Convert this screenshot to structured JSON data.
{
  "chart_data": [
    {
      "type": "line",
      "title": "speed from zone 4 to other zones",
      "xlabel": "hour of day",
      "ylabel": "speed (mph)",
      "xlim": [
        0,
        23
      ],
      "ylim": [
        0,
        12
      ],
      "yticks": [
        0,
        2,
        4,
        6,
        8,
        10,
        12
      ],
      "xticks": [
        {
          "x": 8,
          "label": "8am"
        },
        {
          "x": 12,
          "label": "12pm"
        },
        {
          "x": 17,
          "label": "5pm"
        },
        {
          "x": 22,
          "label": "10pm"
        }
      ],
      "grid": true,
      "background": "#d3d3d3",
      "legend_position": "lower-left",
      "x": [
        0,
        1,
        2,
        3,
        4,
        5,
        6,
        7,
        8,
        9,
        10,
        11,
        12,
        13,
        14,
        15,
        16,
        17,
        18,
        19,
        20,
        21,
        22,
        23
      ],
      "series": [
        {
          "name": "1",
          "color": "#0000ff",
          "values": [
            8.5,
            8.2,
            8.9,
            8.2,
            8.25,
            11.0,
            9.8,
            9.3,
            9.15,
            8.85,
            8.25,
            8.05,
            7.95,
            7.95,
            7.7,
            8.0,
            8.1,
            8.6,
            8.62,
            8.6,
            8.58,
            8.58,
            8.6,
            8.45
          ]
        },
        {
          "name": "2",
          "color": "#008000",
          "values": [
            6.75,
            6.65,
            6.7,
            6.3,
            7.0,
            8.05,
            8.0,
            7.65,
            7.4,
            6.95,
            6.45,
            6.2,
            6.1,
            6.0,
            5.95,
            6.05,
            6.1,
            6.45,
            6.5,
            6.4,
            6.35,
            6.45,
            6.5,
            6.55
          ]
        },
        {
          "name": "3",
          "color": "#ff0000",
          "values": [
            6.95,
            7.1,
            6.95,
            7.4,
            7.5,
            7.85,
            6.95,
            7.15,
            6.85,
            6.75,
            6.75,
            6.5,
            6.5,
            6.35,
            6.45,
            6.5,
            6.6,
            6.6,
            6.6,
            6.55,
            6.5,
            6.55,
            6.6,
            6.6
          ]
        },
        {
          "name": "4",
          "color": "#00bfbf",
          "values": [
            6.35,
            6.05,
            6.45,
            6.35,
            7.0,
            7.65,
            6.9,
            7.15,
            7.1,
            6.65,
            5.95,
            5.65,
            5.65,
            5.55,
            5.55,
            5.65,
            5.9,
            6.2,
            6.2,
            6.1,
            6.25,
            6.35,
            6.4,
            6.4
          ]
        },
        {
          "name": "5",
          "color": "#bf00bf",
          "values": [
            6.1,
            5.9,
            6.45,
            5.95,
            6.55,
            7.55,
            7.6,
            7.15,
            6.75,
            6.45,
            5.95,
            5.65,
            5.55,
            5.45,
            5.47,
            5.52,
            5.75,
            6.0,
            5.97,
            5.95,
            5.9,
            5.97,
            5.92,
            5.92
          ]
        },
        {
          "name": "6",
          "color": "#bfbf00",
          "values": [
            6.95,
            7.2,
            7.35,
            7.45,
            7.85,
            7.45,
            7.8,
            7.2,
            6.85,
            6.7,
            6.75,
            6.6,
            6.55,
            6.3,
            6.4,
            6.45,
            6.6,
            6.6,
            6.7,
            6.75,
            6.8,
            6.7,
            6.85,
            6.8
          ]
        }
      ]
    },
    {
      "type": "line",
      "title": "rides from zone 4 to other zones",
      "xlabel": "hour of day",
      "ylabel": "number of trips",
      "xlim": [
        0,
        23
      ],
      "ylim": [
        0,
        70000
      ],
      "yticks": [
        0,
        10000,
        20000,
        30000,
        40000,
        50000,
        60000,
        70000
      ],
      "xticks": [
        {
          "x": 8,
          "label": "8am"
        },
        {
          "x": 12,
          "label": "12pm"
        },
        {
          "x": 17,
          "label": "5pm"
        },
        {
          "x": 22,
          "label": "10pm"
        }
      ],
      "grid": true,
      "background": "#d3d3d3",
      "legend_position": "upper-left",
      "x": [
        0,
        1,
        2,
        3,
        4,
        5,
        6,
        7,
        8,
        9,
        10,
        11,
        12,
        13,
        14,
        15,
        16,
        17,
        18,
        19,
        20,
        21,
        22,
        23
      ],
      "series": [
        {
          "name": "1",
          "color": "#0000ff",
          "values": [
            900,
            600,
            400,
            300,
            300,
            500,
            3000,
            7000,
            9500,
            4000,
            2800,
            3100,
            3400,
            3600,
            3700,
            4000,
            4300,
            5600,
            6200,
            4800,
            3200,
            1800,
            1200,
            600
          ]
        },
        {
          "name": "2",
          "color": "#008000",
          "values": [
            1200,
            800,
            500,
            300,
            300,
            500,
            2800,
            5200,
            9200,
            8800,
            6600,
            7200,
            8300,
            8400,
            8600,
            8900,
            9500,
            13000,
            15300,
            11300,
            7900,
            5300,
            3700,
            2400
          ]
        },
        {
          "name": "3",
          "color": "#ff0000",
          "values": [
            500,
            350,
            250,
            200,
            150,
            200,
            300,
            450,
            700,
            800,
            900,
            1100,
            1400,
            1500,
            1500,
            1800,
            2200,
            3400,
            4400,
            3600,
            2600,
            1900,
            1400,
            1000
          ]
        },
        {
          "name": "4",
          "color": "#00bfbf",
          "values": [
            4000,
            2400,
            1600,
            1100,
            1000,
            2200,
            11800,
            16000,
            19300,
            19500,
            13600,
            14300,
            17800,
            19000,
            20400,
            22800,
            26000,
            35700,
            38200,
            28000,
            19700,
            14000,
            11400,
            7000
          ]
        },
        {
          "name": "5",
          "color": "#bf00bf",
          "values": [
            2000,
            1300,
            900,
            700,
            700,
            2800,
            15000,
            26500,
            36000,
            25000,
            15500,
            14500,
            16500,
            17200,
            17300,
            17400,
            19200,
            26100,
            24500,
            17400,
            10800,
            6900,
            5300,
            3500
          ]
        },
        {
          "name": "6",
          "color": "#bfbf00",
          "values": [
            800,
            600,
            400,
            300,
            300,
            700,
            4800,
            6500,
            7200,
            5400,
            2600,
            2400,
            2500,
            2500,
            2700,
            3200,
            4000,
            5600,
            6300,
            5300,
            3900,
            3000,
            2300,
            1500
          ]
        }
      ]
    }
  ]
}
* * *
### Task to complete
Write the listing out again, exactly as it reads.

### Written answer
Convert this screenshot to structured JSON data.
{
  "chart_data": [
    {
      "type": "line",
      "title": "speed from zone 4 to other zones",
      "xlabel": "hour of day",
      "ylabel": "speed (mph)",
      "xlim": [
        0,
        23
      ],
      "ylim": [
        0,
        12
      ],
      "yticks": [
        0,
        2,
        4,
        6,
        8,
        10,
        12
      ],
      "xticks": [
        {
          "x": 8,
          "label": "8am"
        },
        {
          "x": 12,
          "label": "12pm"
        },
        {
          "x": 17,
          "label": "5pm"
        },
        {
          "x": 22,
          "label": "10pm"
        }
      ],
      "grid": true,
      "background": "#d3d3d3",
      "legend_position": "lower-left",
      "x": [
        0,
        1,
        2,
        3,
        4,
        5,
        6,
        7,
        8,
        9,
        10,
        11,
        12,
        13,
        14,
        15,
        16,
        17,
        18,
        19,
        20,
        21,
        22,
        23
      ],
      "series": [
        {
          "name": "1",
          "color": "#0000ff",
          "values": [
            8.5,
            8.2,
            8.9,
            8.2,
            8.25,
            11.0,
            9.8,
            9.3,
            9.15,
            8.85,
            8.25,
            8.05,
            7.95,
            7.95,
            7.7,
            8.0,
            8.1,
            8.6,
            8.62,
            8.6,
            8.58,
            8.58,
            8.6,
            8.45
          ]
        },
        {
          "name": "2",
          "color": "#008000",
          "values": [
            6.75,
            6.65,
            6.7,
            6.3,
            7.0,
            8.05,
            8.0,
            7.65,
            7.4,
            6.95,
            6.45,
            6.2,
            6.1,
            6.0,
            5.95,
            6.05,
            6.1,
            6.45,
            6.5,
            6.4,
            6.35,
            6.45,
            6.5,
            6.55
          ]
        },
        {
          "name": "3",
          "color": "#ff0000",
          "values": [
            6.95,
            7.1,
            6.95,
            7.4,
            7.5,
            7.85,
            6.95,
            7.15,
            6.85,
            6.75,
            6.75,
            6.5,
            6.5,
            6.35,
            6.45,
            6.5,
            6.6,
            6.6,
            6.6,
            6.55,
            6.5,
            6.55,
            6.6,
            6.6
          ]
        },
        {
          "name": "4",
          "color": "#00bfbf",
          "values": [
            6.35,
            6.05,
            6.45,
            6.35,
            7.0,
            7.65,
            6.9,
            7.15,
            7.1,
            6.65,
            5.95,
            5.65,
            5.65,
            5.55,
            5.55,
            5.65,
            5.9,
            6.2,
            6.2,
            6.1,
            6.25,
            6.35,
            6.4,
            6.4
          ]
        },
        {
          "name": "5",
          "color": "#bf00bf",
          "values": [
            6.1,
            5.9,
            6.45,
            5.95,
            6.55,
            7.55,
            7.6,
            7.15,
            6.75,
            6.45,
            5.95,
            5.65,
            5.55,
            5.45,
            5.47,
            5.52,
            5.75,
            6.0,
            5.97,
            5.95,
            5.9,
            5.97,
            5.92,
            5.92
          ]
        },
        {
          "name": "6",
          "color": "#bfbf00",
          "values": [
            6.95,
            7.2,
            7.35,
            7.45,
            7.85,
            7.45,
            7.8,
            7.2,
            6.85,
            6.7,
            6.75,
            6.6,
            6.55,
            6.3,
            6.4,
            6.45,
            6.6,
            6.6,
            6.7,
            6.75,
            6.8,
            6.7,
            6.85,
            6.8
          ]
        }
      ]
    },
    {
      "type": "line",
      "title": "rides from zone 4 to other zones",
      "xlabel": "hour of day",
      "ylabel": "number of trips",
      "xlim": [
        0,
        23
      ],
      "ylim": [
        0,
        70000
      ],
      "yticks": [
        0,
        10000,
        20000,
        30000,
        40000,
        50000,
        60000,
        70000
      ],
      "xticks": [
        {
          "x": 8,
          "label": "8am"
        },
        {
          "x": 12,
          "label": "12pm"
        },
        {
          "x": 17,
          "label": "5pm"
        },
        {
          "x": 22,
          "label": "10pm"
        }
      ],
      "grid": true,
      "background": "#d3d3d3",
      "legend_position": "upper-left",
      "x": [
        0,
        1,
        2,
        3,
        4,
        5,
        6,
        7,
        8,
        9,
        10,
        11,
        12,
        13,
        14,
        15,
        16,
        17,
        18,
        19,
        20,
        21,
        22,
        23
      ],
      "series": [
        {
          "name": "1",
          "color": "#0000ff",
          "values": [
            900,
            600,
            400,
            300,
            300,
            500,
            3000,
            7000,
            9500,
            4000,
            2800,
            3100,
            3400,
            3600,
            3700,
            4000,
            4300,
            5600,
            6200,
            4800,
            3200,
            1800,
            1200,
            600
          ]
        },
        {
          "name": "2",
          "color": "#008000",
          "values": [
            1200,
            800,
            500,
            300,
            300,
            500,
            2800,
            5200,
            9200,
            8800,
            6600,
            7200,
            8300,
            8400,
            8600,
            8900,
            9500,
            13000,
            15300,
            11300,
            7900,
            5300,
            3700,
            2400
          ]
        },
        {
          "name": "3",
          "color": "#ff0000",
          "values": [
            500,
            350,
            250,
            200,
            150,
            200,
            300,
            450,
            700,
            800,
            900,
            1100,
            1400,
            1500,
            1500,
            1800,
            2200,
            3400,
            4400,
            3600,
            2600,
            1900,
            1400,
            1000
          ]
        },
        {
          "name": "4",
          "color": "#00bfbf",
          "values": [
            4000,
            2400,
            1600,
            1100,
            1000,
            2200,
            11800,
            16000,
            19300,
            19500,
            13600,
            14300,
            17800,
            19000,
            20400,
            22800,
            26000,
            35700,
            38200,
            28000,
            19700,
            14000,
            11400,
            7000
          ]
        },
        {
          "name": "5",
          "color": "#bf00bf",
          "values": [
            2000,
            1300,
            900,
            700,
            700,
            2800,
            15000,
            26500,
            36000,
            25000,
            15500,
            14500,
            16500,
            17200,
            17300,
            17400,
            19200,
            26100,
            24500,
            17400,
            10800,
            6900,
            5300,
            3500
          ]
        },
        {
          "name": "6",
          "color": "#bfbf00",
          "values": [
            800,
            600,
            400,
            300,
            300,
            700,
            4800,
            6500,
            7200,
            5400,
            2600,
            2400,
            2500,
            2500,
            2700,
            3200,
            4000,
            5600,
            6300,
            5300,
            3900,
            3000,
            2300,
            1500
          ]
        }
      ]
    }
  ]
}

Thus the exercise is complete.